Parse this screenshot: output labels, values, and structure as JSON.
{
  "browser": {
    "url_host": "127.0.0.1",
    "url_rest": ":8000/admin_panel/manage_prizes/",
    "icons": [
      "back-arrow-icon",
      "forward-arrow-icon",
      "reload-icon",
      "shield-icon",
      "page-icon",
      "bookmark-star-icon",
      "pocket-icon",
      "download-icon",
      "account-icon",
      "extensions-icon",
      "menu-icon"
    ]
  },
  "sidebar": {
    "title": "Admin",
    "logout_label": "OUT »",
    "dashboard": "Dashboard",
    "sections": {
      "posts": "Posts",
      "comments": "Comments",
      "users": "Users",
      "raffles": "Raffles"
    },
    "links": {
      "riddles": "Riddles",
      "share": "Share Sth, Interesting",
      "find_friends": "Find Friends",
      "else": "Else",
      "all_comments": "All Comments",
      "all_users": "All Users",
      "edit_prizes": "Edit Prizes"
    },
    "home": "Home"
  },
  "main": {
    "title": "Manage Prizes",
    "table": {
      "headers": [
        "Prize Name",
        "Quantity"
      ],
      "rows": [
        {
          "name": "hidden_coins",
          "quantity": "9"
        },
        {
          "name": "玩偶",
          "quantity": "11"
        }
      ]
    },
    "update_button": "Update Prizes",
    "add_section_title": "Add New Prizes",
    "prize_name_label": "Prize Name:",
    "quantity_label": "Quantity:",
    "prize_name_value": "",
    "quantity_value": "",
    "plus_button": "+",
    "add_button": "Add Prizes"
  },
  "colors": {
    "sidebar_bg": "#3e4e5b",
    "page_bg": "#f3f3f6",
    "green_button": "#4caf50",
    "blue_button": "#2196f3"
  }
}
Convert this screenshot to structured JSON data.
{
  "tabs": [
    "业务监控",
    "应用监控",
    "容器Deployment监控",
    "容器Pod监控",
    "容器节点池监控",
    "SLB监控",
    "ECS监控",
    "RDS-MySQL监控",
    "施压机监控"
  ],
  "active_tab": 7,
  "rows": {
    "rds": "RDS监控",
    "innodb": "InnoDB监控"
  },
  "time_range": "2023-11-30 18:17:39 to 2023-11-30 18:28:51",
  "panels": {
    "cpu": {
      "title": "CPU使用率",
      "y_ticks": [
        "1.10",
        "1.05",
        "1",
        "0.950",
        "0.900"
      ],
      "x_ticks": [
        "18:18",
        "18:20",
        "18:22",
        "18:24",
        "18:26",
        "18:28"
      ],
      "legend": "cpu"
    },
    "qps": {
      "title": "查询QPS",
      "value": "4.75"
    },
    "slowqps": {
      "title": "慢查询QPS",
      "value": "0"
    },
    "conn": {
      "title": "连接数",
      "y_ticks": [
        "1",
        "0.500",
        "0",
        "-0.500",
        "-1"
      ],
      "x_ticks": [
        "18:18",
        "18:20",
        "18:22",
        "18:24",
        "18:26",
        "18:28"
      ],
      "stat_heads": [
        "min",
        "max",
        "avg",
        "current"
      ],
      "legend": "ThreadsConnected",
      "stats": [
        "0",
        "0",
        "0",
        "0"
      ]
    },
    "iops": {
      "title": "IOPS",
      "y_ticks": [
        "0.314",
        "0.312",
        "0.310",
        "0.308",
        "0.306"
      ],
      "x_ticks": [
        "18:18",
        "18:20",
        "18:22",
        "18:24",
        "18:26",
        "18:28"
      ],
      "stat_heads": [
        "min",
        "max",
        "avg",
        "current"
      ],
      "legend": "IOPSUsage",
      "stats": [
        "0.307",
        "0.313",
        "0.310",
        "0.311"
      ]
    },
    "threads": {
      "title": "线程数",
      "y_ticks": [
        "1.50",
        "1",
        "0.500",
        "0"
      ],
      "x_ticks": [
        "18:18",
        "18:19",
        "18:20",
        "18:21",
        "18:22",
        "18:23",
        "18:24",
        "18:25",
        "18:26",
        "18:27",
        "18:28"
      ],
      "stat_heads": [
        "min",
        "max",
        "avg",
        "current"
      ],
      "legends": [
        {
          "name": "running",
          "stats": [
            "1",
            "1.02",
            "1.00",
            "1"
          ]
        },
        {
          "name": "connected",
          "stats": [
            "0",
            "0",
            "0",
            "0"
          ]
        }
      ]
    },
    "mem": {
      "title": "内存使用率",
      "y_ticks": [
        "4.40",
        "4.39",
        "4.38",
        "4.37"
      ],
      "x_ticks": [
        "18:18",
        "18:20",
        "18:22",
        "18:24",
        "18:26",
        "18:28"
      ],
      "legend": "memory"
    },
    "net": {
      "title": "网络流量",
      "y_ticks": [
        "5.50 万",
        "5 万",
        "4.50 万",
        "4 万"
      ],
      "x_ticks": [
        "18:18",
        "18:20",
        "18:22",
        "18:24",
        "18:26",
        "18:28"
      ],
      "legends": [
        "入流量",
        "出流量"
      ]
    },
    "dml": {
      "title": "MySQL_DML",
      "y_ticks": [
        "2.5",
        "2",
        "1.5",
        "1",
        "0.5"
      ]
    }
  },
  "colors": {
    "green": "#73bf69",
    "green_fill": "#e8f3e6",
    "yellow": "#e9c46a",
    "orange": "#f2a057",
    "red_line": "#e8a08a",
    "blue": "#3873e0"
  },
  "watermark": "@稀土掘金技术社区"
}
============
Count how many lines of the material hold the string "Comments". Give the number and nothing more.

__Completed task__.
2